(Consigne): Reprenez le texte sur Wahbi Khazri en commençant à "Un enfant d'Ajaccio" et en terminant à "écuries de l'élite.", et renommez "l'élite" en "la première division" à chaque occurrence.

(Texte):
Un enfant d'Ajaccio qui fait l'unanimité à Bastia. Ce n'est pas commun mais tel est le destin de Wahbi Khazri, le jeune milieu offensif corse, qui, à 21 ans, a porté sur ses épaules le Sporting Club de Bastia cette saison. Au bout, un titre de champion de Ligue 2 et l'élite. En deux ans, le voilà qui passe du National à la Ligue 1, sans ciller avec un aplomb et une confiance en lui qui pourraient l'amener loin. Quand d'autres prennent les escaliers, lui s'installe dans l'ascenseur. Une ascension fulgurante qui semble charmer certaines grosses écuries de l'élite.
Il faut dire que Khazri est en fin de contrat. Ce qui a tendance à tendre Frédéric Hantz, son coach en Corse : "La semaine dernière, on s'est assis tous les deux à l'entraînement. Il me dit : "Coach, vous resignez ou pas ?" Je lui ai répondu : "Et toi ?" et il m'a dit qu'il attendait que je prolonge pour resigner", s'amuse Hantz. Avant de râler : "Il m'a cassé les pieds toute l'année. Ça fait plus d'un an que je veux qu'il prolonge et il ne l'a toujours pas fait." Pourtant, Khazri clame que son souhait premier est de rester fidèle à son club formateur : "Pour tout joueur de foot, découvrir l'élite avec le club qui l'a formé, c'est beau. Moi ça me plairait de rester à Bastia", annonce-t-il malgré les appels du pied de Lille, Marseille ou Montpellier. En janvier, ce sont les Blackburn Rovers qui avaient proposé 1,2 millions d'euros pour s'attacher les services du joyau. En vain.

(Données à analyser):

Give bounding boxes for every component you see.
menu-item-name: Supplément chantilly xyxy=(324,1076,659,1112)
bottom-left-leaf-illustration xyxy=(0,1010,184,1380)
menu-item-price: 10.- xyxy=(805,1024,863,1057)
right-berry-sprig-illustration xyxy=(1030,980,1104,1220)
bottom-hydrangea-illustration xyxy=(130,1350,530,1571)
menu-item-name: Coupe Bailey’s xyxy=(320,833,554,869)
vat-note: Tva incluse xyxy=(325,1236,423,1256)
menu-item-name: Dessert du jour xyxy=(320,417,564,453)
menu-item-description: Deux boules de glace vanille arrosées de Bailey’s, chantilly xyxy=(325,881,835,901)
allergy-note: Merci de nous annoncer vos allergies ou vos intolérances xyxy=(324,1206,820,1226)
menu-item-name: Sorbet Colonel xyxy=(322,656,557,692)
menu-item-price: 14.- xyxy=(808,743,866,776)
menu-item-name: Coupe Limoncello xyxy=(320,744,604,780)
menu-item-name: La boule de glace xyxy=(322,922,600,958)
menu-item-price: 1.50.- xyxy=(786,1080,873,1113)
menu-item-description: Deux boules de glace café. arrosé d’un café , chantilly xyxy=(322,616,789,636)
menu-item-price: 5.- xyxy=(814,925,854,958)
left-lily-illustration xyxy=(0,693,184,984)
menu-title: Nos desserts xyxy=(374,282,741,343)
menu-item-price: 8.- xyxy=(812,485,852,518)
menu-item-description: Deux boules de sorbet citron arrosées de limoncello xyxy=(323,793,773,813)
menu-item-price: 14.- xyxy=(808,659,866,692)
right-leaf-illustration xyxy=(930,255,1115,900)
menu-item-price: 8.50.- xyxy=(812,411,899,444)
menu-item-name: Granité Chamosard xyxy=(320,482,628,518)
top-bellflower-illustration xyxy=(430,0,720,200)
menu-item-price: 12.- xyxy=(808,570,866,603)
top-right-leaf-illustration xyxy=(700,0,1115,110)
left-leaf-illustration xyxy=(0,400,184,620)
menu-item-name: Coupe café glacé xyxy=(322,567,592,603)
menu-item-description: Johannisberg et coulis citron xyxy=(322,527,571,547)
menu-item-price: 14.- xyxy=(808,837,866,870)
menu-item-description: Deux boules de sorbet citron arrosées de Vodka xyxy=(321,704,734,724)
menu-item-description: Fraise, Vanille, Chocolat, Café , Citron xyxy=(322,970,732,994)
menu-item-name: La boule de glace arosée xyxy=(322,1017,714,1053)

(Réponse):
Un enfant d'Ajaccio qui fait l'unanimité à Bastia. Ce n'est pas commun mais tel est le destin de Wahbi Khazri, le jeune milieu offensif corse, qui, à 21 ans, a porté sur ses épaules le Sporting Club de Bastia cette saison. Au bout, un titre de champion de Ligue 2 et la première division. En deux ans, le voilà qui passe du National à la Ligue 1, sans ciller avec un aplomb et une confiance en lui qui pourraient l'amener loin. Quand d'autres prennent les escaliers, lui s'installe dans l'ascenseur. Une ascension fulgurante qui semble charmer certaines grosses écuries de la première division.